§ Directions: Check each line of the data for "равнобедренного" and select those that have it.

= = = =

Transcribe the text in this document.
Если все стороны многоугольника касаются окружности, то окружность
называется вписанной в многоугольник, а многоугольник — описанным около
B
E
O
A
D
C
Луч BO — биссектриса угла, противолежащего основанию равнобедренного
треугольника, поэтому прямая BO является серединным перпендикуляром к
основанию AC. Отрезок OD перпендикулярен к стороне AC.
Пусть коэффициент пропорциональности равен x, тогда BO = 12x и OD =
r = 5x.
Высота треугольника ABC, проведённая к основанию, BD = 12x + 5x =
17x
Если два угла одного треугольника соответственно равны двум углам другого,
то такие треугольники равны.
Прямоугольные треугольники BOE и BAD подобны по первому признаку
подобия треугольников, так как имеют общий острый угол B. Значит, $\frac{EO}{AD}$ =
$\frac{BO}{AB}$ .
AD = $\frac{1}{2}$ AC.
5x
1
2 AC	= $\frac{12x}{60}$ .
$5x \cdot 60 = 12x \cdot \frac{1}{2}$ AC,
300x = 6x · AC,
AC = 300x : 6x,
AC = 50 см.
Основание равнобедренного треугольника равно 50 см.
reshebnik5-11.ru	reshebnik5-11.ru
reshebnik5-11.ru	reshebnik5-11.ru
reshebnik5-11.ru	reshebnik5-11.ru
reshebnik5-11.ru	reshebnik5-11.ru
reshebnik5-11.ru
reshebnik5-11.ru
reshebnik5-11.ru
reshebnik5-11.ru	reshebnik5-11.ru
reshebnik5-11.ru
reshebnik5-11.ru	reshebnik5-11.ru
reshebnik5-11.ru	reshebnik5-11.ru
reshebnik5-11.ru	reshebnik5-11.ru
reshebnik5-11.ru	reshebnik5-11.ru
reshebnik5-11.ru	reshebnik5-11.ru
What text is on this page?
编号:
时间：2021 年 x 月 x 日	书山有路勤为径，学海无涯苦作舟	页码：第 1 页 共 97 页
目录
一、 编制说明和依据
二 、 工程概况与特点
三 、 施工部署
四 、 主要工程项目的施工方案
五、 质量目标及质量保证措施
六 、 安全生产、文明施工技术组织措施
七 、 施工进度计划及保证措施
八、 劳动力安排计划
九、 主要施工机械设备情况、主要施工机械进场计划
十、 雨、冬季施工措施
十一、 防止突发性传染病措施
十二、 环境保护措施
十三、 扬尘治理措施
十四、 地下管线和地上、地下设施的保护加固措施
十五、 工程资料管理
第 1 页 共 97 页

= = = =

§ Written reply:
Луч BO — биссектриса угла, противолежащего основанию равнобедренного
Основание равнобедренного треугольника равно 50 см.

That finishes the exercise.